EXERCISE DETAILS - Lift out all lines below that contain "image".

GIVEN DATA -
------------------------------------------------------------

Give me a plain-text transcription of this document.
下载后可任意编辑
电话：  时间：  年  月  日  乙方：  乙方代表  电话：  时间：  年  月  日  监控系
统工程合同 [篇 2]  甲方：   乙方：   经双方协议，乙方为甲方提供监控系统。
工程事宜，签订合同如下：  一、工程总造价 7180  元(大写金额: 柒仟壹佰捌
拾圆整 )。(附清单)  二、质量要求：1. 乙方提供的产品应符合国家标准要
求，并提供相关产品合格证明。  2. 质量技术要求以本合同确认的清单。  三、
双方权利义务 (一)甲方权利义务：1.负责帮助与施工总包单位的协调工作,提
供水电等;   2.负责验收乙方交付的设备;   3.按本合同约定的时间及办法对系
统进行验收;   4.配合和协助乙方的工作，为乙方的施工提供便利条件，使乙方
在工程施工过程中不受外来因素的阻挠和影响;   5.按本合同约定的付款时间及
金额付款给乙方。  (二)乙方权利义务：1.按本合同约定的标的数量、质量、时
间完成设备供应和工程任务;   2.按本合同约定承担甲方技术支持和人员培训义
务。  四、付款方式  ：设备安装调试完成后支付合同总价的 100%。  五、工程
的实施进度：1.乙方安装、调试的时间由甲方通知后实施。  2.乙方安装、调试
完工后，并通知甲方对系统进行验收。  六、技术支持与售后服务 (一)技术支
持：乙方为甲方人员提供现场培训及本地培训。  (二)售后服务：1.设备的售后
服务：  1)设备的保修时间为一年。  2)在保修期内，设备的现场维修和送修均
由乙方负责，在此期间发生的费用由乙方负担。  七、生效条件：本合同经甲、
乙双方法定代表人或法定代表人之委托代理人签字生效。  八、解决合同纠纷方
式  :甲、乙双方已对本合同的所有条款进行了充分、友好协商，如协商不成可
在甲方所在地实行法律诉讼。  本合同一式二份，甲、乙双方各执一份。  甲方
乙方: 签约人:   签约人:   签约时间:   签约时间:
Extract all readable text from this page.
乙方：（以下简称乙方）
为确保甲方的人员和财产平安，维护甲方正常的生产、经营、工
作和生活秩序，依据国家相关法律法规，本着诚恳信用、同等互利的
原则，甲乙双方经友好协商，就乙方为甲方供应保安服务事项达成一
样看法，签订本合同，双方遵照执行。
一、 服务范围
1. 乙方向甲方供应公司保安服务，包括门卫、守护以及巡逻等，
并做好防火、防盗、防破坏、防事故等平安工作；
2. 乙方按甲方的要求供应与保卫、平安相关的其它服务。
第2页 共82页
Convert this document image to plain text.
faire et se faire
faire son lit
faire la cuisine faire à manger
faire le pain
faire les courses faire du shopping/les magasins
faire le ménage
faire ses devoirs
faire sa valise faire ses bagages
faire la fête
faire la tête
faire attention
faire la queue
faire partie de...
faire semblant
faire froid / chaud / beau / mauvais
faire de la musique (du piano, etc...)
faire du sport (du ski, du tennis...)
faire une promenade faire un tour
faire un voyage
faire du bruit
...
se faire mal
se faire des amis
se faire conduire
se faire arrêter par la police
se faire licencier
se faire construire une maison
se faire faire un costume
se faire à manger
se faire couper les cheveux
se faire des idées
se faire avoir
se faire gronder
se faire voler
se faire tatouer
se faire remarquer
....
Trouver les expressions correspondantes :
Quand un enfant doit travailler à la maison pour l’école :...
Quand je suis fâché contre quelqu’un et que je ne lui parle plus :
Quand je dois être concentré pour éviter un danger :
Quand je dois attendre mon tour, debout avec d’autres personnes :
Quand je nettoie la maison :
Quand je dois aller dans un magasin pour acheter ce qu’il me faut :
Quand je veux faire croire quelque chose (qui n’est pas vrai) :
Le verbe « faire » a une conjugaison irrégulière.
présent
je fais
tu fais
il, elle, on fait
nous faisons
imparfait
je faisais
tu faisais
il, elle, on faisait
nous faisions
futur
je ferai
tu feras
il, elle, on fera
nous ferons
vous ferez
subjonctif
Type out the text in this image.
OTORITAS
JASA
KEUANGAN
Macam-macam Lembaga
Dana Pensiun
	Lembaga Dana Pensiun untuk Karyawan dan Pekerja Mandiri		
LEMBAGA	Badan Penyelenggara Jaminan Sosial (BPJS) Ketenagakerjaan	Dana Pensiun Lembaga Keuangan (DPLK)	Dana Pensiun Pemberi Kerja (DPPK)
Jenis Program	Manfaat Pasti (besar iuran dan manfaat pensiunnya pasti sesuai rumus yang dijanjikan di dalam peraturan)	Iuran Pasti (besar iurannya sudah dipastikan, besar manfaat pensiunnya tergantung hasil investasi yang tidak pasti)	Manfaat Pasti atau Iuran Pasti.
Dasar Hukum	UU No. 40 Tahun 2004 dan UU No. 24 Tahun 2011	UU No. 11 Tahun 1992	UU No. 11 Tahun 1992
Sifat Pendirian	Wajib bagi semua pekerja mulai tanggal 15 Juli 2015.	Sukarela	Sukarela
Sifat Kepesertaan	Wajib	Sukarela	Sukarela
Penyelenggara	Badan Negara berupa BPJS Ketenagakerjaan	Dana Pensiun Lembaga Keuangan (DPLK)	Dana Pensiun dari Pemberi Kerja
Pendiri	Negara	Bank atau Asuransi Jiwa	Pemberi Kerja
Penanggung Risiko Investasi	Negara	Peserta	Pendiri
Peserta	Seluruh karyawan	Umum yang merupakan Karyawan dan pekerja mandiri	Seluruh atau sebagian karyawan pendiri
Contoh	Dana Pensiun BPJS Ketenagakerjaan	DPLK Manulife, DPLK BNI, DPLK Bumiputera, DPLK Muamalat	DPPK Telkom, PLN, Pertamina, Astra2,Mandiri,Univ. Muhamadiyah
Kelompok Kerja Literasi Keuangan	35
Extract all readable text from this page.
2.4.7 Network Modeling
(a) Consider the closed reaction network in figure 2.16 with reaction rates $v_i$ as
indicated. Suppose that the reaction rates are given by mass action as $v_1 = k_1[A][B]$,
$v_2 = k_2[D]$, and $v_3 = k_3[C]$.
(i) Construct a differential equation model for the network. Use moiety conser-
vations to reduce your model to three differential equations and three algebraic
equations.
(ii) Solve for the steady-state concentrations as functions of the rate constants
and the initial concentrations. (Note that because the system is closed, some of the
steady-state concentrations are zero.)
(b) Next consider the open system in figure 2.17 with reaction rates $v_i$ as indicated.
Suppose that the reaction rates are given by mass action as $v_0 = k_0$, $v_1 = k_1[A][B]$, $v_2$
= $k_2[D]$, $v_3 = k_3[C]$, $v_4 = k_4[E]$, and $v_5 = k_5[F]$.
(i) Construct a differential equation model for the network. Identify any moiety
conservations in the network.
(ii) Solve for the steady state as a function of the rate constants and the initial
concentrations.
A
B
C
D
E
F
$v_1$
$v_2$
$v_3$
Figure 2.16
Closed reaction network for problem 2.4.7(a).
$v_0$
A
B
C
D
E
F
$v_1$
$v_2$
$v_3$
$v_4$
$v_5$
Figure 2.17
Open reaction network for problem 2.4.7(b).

------------------------------------------------------------

WRITTEN RESPONSE -
Convert this document image to plain text.
Type out the text in this image.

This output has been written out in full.